→ **GIVEN INSTRUCTION**
From the listing below, pick out each line with the word "bloku".

━━━━━━

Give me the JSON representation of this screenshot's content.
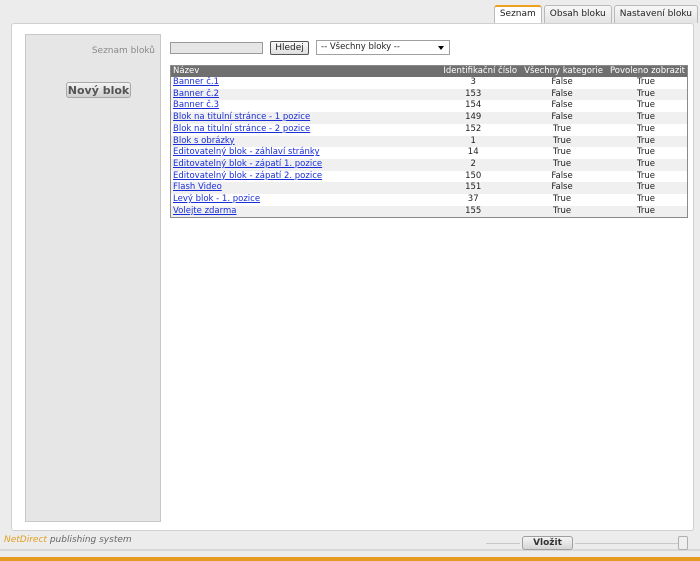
{
  "tabs": [
    {
      "label": "Seznam",
      "active": true
    },
    {
      "label": "Obsah bloku",
      "active": false
    },
    {
      "label": "Nastavení bloku",
      "active": false
    }
  ],
  "sidebar": {
    "title": "Seznam bloků",
    "new_button": "Nový blok"
  },
  "search": {
    "value": "",
    "button": "Hledej",
    "filter_selected": "-- Všechny bloky --"
  },
  "table": {
    "headers": {
      "name": "Název",
      "id": "Identifikační číslo",
      "all_categories": "Všechny kategorie",
      "visible": "Povoleno zobrazit"
    },
    "rows": [
      {
        "name": "Banner č.1",
        "id": "3",
        "all_categories": "False",
        "visible": "True"
      },
      {
        "name": "Banner č.2",
        "id": "153",
        "all_categories": "False",
        "visible": "True"
      },
      {
        "name": "Banner č.3",
        "id": "154",
        "all_categories": "False",
        "visible": "True"
      },
      {
        "name": "Blok na titulní stránce - 1 pozice",
        "id": "149",
        "all_categories": "False",
        "visible": "True"
      },
      {
        "name": "Blok na titulní stránce - 2 pozice",
        "id": "152",
        "all_categories": "True",
        "visible": "True"
      },
      {
        "name": "Blok s obrázky",
        "id": "1",
        "all_categories": "True",
        "visible": "True"
      },
      {
        "name": "Editovatelný blok - záhlaví stránky",
        "id": "14",
        "all_categories": "True",
        "visible": "True"
      },
      {
        "name": "Editovatelný blok - zápatí 1. pozice",
        "id": "2",
        "all_categories": "True",
        "visible": "True"
      },
      {
        "name": "Editovatelný blok - zápatí 2. pozice",
        "id": "150",
        "all_categories": "False",
        "visible": "True"
      },
      {
        "name": "Flash Video",
        "id": "151",
        "all_categories": "False",
        "visible": "True"
      },
      {
        "name": "Levý blok - 1. pozice",
        "id": "37",
        "all_categories": "True",
        "visible": "True"
      },
      {
        "name": "Volejte zdarma",
        "id": "155",
        "all_categories": "True",
        "visible": "True"
      }
    ]
  },
  "footer": {
    "brand_part1": "NetDirect",
    "brand_part2": " publishing system",
    "insert_button": "Vložit"
  },
  "colors": {
    "accent": "#e89a20",
    "link": "#1a2ed8",
    "table_header": "#6f6f6f"
  }
}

━━━━━━

→ **FINISHED ANSWER**
      "label": "Obsah bloku",
      "label": "Nastavení bloku",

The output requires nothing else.